BEGIN ENTRIES PROVIDED

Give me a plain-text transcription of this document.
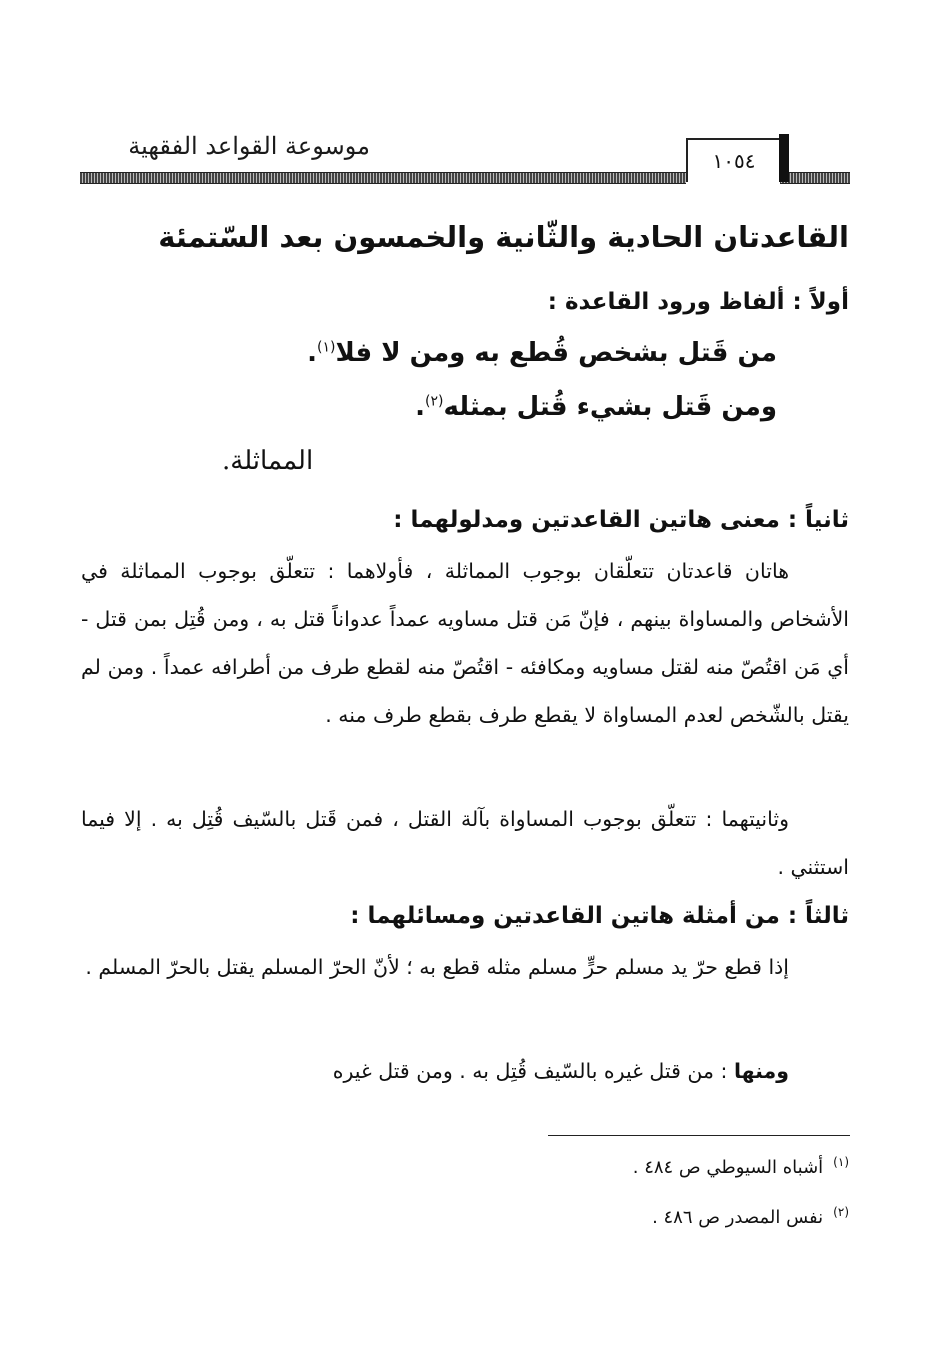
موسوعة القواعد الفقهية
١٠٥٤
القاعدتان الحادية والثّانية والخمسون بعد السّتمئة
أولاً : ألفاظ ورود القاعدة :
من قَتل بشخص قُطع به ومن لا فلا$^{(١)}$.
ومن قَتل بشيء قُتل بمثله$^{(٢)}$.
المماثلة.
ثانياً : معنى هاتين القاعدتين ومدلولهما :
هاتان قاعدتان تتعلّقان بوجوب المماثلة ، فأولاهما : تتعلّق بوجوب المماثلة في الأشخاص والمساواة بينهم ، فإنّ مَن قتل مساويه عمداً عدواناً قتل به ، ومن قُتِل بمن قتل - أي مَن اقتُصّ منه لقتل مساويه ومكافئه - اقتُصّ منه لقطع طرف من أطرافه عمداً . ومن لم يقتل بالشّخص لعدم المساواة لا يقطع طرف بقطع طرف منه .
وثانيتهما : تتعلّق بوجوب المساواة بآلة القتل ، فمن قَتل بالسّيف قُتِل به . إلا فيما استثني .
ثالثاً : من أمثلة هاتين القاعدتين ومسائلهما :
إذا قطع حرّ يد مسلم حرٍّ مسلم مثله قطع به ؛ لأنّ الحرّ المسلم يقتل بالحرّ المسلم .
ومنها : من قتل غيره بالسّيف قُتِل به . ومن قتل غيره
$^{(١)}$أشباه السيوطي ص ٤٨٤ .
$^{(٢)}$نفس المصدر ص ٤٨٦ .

END ENTRIES PROVIDED
BEGIN ENTRIES PROVIDED

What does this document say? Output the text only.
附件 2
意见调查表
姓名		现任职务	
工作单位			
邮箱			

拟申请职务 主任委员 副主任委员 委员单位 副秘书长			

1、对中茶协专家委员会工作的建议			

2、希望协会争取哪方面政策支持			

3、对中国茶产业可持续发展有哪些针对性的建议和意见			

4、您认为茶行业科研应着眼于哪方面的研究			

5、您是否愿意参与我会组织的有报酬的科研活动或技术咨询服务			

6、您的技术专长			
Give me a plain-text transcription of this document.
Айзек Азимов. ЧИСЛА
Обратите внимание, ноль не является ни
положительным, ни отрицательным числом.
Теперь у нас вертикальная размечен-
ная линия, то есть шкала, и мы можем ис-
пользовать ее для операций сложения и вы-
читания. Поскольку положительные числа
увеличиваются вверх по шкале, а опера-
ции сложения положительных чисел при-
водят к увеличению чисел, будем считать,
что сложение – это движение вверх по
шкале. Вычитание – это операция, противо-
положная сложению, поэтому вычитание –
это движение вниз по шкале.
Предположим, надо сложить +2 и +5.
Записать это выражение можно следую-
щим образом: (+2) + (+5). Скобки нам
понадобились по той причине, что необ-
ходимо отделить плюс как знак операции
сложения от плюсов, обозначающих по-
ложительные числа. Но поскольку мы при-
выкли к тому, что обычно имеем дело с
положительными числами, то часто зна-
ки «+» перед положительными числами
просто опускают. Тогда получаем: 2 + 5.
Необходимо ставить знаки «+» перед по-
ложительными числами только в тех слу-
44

END ENTRIES PROVIDED
BEGIN ENTRIES PROVIDED

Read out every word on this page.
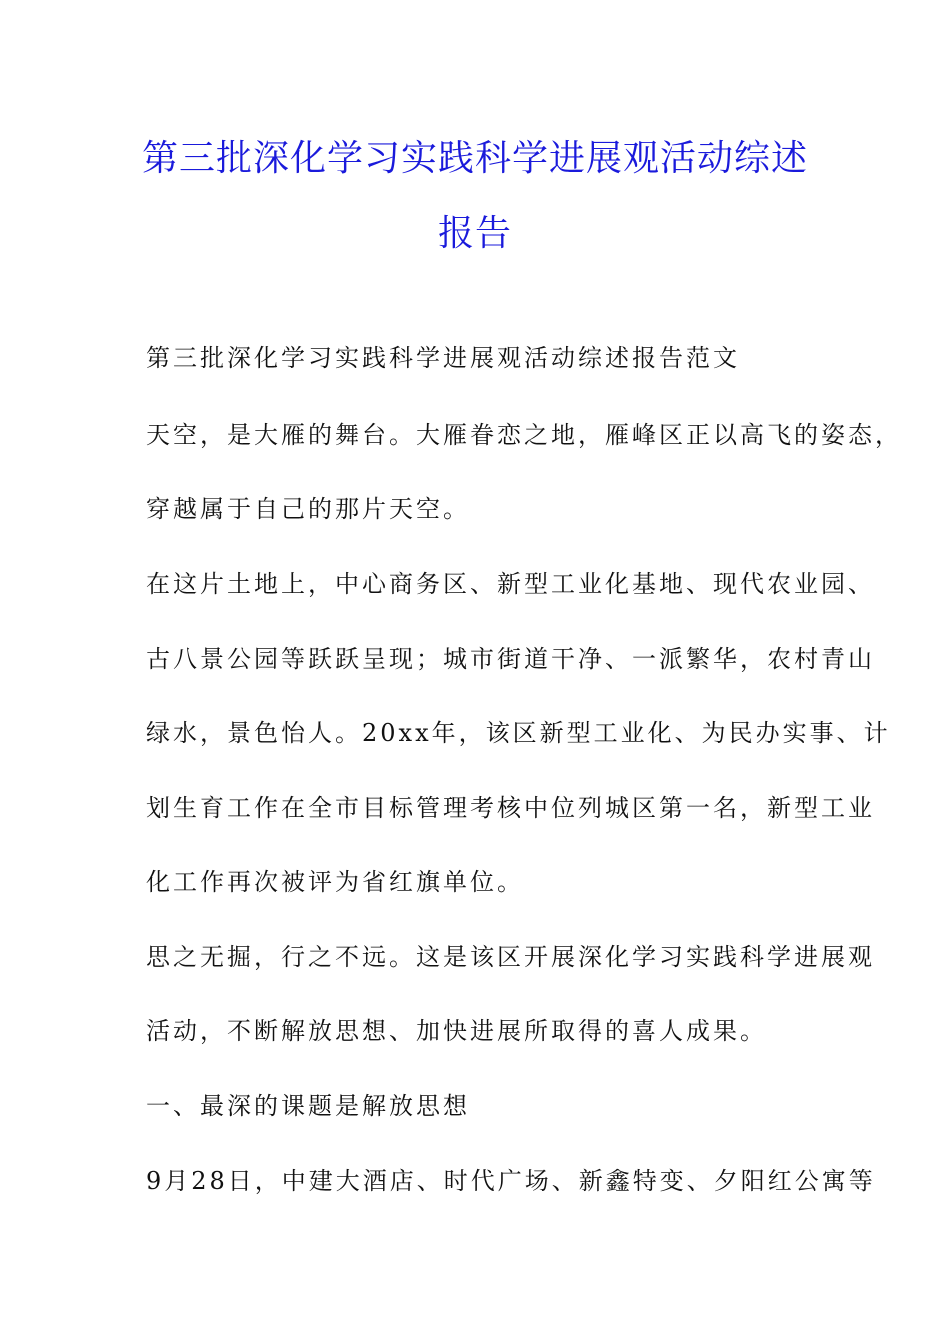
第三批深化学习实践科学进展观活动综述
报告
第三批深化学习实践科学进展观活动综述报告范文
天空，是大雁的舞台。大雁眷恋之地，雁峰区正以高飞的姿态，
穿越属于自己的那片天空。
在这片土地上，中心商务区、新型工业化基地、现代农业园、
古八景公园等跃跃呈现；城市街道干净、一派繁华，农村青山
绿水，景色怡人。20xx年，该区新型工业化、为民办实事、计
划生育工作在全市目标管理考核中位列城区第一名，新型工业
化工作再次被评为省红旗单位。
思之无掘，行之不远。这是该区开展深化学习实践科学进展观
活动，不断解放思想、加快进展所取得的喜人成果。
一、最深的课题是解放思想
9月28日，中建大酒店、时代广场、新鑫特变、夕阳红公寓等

END ENTRIES PROVIDED

TASK REQUIREMENTS »
Find the lines above that contain the word "القاعدتين" and collect them.

ANSWER FOR THIS EXERCISE »
ثانياً : معنى هاتين القاعدتين ومدلولهما :
ثالثاً : من أمثلة هاتين القاعدتين ومسائلهما :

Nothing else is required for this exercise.